— Begin RECORDS FOR THE EXERCISE —
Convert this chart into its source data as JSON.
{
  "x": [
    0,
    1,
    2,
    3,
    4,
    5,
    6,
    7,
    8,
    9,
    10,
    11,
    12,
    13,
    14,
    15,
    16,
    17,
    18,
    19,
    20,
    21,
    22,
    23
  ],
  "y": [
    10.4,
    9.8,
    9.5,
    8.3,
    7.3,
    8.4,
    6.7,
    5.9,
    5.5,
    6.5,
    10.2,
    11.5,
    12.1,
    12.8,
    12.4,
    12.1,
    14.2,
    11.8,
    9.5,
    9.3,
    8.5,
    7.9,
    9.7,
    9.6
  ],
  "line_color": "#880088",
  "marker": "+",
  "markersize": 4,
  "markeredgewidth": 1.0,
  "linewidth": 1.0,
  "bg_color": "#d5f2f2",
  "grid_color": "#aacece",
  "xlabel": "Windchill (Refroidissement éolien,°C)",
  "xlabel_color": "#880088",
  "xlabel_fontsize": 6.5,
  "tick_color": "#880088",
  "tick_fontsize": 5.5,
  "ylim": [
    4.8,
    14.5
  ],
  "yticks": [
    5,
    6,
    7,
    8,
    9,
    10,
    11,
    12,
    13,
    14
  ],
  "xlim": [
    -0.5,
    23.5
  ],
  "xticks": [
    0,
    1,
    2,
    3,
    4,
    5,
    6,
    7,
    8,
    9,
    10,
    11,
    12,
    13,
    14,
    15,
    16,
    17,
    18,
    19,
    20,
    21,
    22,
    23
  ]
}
— End RECORDS FOR THE EXERCISE —
Reproduce the data in full, exactly as presented.

Convert this chart into its source data as JSON.
{
  "x": [
    0,
    1,
    2,
    3,
    4,
    5,
    6,
    7,
    8,
    9,
    10,
    11,
    12,
    13,
    14,
    15,
    16,
    17,
    18,
    19,
    20,
    21,
    22,
    23
  ],
  "y": [
    10.4,
    9.8,
    9.5,
    8.3,
    7.3,
    8.4,
    6.7,
    5.9,
    5.5,
    6.5,
    10.2,
    11.5,
    12.1,
    12.8,
    12.4,
    12.1,
    14.2,
    11.8,
    9.5,
    9.3,
    8.5,
    7.9,
    9.7,
    9.6
  ],
  "line_color": "#880088",
  "marker": "+",
  "markersize": 4,
  "markeredgewidth": 1.0,
  "linewidth": 1.0,
  "bg_color": "#d5f2f2",
  "grid_color": "#aacece",
  "xlabel": "Windchill (Refroidissement éolien,°C)",
  "xlabel_color": "#880088",
  "xlabel_fontsize": 6.5,
  "tick_color": "#880088",
  "tick_fontsize": 5.5,
  "ylim": [
    4.8,
    14.5
  ],
  "yticks": [
    5,
    6,
    7,
    8,
    9,
    10,
    11,
    12,
    13,
    14
  ],
  "xlim": [
    -0.5,
    23.5
  ],
  "xticks": [
    0,
    1,
    2,
    3,
    4,
    5,
    6,
    7,
    8,
    9,
    10,
    11,
    12,
    13,
    14,
    15,
    16,
    17,
    18,
    19,
    20,
    21,
    22,
    23
  ]
}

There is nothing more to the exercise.